Provided material:
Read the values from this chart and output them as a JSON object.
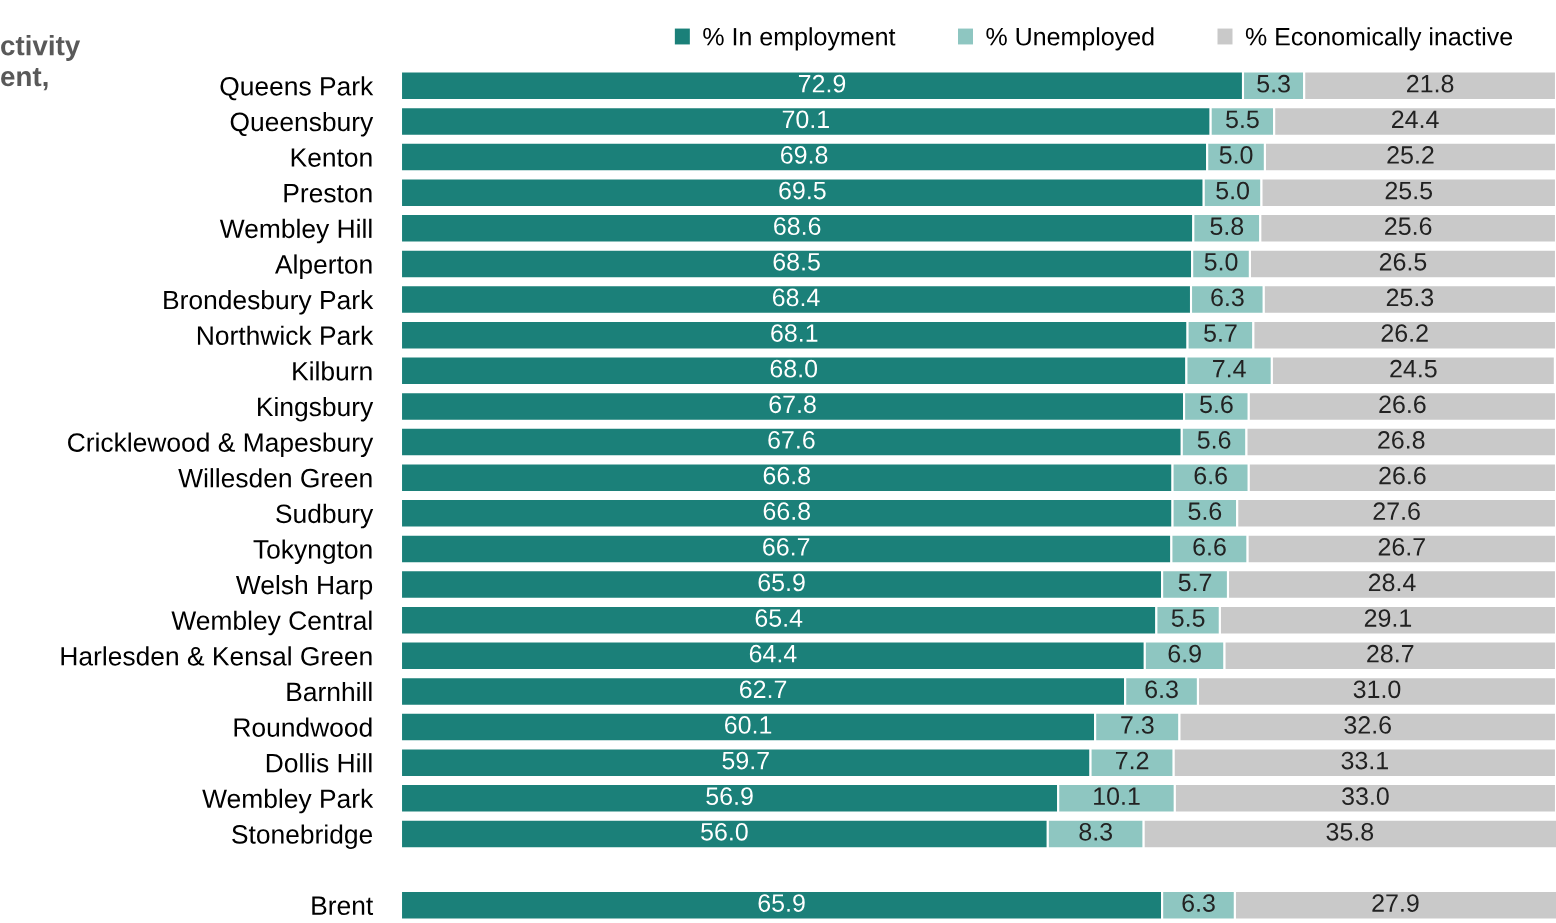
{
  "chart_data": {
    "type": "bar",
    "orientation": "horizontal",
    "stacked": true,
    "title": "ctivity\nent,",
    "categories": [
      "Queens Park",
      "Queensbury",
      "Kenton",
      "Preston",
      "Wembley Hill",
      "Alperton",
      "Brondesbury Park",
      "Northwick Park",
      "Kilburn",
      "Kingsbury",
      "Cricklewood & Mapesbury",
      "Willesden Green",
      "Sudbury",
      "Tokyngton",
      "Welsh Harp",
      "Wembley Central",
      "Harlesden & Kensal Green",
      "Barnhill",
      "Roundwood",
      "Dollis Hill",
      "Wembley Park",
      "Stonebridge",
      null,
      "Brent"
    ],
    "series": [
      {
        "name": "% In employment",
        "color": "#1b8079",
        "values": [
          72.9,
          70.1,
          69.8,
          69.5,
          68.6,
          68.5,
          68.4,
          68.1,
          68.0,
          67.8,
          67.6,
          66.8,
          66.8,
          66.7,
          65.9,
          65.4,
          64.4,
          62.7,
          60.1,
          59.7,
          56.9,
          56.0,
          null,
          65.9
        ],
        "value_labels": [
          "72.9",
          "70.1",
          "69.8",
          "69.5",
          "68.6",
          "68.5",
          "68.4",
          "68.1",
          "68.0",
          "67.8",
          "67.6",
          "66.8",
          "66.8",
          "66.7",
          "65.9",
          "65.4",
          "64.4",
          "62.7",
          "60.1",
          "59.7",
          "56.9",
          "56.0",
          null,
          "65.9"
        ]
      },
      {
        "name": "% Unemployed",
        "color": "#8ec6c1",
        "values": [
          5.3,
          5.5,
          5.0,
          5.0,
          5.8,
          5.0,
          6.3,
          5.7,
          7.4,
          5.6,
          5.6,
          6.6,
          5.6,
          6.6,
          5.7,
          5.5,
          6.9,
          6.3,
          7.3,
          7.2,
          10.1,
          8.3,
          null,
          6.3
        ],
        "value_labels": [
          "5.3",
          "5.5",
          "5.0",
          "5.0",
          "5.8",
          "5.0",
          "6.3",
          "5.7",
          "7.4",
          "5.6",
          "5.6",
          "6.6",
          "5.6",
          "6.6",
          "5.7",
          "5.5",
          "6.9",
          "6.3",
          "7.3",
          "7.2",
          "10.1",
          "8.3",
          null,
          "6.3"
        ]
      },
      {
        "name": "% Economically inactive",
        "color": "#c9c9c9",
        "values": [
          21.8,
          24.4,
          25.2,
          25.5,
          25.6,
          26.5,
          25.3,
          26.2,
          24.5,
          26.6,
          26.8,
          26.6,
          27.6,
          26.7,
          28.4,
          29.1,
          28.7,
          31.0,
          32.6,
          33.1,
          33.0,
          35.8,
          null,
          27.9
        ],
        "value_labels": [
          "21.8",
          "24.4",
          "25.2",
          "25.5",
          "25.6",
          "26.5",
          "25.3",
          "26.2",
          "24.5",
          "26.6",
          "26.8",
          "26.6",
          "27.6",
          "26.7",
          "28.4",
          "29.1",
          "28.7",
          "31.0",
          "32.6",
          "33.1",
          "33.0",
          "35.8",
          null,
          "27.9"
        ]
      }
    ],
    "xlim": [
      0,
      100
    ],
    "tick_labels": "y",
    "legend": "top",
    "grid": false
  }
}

* * *

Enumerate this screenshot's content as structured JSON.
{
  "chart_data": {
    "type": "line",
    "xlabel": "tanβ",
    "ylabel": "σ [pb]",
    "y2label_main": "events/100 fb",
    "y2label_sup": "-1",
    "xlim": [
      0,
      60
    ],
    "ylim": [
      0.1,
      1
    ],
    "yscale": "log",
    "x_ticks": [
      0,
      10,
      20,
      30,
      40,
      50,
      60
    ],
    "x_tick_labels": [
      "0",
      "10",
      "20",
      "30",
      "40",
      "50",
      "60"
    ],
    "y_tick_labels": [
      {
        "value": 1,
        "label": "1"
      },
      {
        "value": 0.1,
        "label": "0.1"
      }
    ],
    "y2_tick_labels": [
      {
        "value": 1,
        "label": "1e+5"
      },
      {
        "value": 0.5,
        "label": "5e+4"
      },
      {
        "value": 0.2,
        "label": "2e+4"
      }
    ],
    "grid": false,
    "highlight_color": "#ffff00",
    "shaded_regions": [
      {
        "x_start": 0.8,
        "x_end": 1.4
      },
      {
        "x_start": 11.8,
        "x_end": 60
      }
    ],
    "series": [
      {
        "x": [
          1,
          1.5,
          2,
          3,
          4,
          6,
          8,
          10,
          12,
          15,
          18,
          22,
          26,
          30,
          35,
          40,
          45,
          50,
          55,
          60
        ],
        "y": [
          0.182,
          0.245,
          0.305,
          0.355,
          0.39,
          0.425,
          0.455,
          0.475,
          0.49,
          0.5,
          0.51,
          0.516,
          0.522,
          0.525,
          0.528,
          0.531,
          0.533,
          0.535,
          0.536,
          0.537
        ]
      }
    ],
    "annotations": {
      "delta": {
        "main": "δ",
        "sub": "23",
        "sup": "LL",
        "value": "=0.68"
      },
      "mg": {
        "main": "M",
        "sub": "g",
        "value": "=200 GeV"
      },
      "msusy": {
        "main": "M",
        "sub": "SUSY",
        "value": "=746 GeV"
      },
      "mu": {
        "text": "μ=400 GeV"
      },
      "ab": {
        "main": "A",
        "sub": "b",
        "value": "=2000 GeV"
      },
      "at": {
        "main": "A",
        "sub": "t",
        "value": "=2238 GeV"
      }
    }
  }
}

---

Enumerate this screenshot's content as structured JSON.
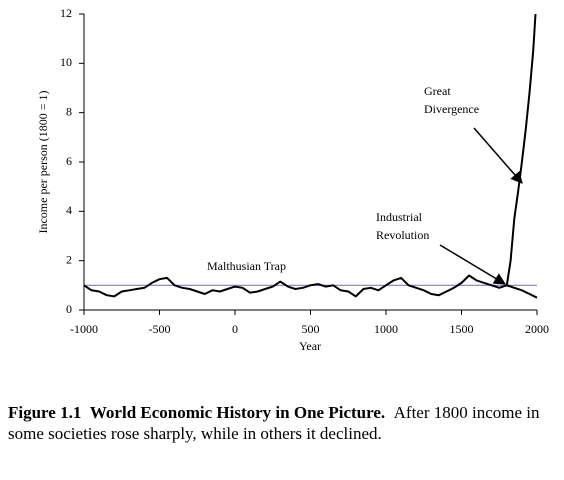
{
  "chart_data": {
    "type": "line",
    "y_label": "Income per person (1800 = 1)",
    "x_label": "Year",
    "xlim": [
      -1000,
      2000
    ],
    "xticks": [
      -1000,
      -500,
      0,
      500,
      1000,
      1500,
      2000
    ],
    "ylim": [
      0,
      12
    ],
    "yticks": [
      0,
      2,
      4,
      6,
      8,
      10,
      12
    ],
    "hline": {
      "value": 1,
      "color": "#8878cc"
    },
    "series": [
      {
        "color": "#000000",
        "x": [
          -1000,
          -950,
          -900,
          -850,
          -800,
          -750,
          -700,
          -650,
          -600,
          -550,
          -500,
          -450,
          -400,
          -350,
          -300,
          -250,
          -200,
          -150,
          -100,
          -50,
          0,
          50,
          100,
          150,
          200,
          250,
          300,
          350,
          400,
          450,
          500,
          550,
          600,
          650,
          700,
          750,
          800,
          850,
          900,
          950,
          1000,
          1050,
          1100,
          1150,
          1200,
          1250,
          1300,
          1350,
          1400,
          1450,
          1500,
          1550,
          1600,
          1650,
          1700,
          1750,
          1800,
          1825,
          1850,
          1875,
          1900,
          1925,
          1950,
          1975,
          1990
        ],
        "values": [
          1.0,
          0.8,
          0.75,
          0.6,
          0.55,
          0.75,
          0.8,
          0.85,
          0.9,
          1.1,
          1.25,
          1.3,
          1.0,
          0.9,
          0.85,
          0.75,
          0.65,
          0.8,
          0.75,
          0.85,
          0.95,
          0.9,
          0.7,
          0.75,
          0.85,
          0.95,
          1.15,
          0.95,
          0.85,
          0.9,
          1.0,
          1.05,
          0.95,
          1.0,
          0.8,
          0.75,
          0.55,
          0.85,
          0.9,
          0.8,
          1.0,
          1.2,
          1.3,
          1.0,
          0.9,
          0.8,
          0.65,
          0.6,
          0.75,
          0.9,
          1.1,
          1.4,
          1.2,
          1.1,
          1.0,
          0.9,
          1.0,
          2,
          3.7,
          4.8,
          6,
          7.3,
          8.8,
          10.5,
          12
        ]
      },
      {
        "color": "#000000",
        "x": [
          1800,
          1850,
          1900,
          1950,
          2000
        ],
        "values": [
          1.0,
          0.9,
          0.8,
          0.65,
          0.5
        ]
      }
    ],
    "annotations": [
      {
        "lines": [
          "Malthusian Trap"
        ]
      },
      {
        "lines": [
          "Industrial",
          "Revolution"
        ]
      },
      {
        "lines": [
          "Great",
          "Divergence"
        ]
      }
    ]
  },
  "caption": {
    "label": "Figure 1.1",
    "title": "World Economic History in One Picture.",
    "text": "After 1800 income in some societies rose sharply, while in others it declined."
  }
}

Short task: Pick out every line with the string "Green" and copy it.

Response to the exercise:
      "Willesden Green",
      "Harlesden & Kensal Green",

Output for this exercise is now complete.